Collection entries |
========================================
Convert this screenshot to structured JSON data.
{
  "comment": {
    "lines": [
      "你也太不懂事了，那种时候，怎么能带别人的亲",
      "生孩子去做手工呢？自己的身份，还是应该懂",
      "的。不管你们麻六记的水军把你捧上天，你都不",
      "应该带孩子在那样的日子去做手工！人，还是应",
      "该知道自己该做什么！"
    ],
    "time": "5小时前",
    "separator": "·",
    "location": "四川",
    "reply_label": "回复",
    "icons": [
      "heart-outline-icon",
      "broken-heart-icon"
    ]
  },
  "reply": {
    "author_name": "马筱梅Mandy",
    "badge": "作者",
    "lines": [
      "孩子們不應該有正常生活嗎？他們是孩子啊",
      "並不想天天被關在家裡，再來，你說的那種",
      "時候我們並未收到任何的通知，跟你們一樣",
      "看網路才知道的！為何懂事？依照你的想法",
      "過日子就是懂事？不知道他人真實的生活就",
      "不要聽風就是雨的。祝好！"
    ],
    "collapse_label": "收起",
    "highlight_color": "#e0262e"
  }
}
========================================
Goal of the exercise | From the entries above, extract each line containing "heart".

Problem solution |
      "heart-outline-icon",
      "broken-heart-icon"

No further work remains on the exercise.